**** Data excerpts

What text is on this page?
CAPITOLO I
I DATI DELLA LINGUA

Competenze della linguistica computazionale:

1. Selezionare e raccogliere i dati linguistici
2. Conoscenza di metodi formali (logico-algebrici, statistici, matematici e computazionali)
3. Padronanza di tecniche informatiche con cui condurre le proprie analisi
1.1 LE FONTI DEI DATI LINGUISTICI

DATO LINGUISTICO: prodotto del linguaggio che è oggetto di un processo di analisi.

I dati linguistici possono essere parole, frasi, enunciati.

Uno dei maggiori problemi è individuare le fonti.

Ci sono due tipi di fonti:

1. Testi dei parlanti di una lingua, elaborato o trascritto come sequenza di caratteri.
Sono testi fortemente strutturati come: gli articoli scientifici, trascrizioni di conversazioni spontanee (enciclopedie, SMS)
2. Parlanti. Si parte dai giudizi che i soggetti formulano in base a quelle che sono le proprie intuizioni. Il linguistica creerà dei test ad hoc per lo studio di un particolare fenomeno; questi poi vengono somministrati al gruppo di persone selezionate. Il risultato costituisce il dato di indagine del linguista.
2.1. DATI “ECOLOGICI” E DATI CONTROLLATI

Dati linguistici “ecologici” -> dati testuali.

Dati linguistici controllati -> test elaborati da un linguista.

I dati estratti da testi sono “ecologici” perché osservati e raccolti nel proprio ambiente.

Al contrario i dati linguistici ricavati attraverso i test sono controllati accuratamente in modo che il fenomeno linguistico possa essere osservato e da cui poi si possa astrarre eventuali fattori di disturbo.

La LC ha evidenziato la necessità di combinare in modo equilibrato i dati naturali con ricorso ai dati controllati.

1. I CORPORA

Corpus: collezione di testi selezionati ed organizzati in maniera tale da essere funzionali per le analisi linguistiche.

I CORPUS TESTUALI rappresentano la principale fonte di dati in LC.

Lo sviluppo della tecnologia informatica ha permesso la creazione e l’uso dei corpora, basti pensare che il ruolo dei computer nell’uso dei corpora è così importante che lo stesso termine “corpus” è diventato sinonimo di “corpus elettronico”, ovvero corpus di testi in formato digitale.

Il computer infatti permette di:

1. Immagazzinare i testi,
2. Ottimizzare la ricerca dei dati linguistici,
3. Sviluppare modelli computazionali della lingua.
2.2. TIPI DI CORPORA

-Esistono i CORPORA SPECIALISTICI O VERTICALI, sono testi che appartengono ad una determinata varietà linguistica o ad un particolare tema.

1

********

■ Your objective: Gather every line containing the word "linguistica" and copy it.

■ Answer below:
Competenze della linguistica computazionale:
2. Parlanti. Si parte dai giudizi che i soggetti formulano in base a quelle che sono le proprie intuizioni. Il linguistica creerà dei test ad hoc per lo studio di un particolare fenomeno; questi poi vengono somministrati al gruppo di persone selezionate. Il risultato costituisce il dato di indagine del linguista.
-Esistono i CORPORA SPECIALISTICI O VERTICALI, sono testi che appartengono ad una determinata varietà linguistica o ad un particolare tema.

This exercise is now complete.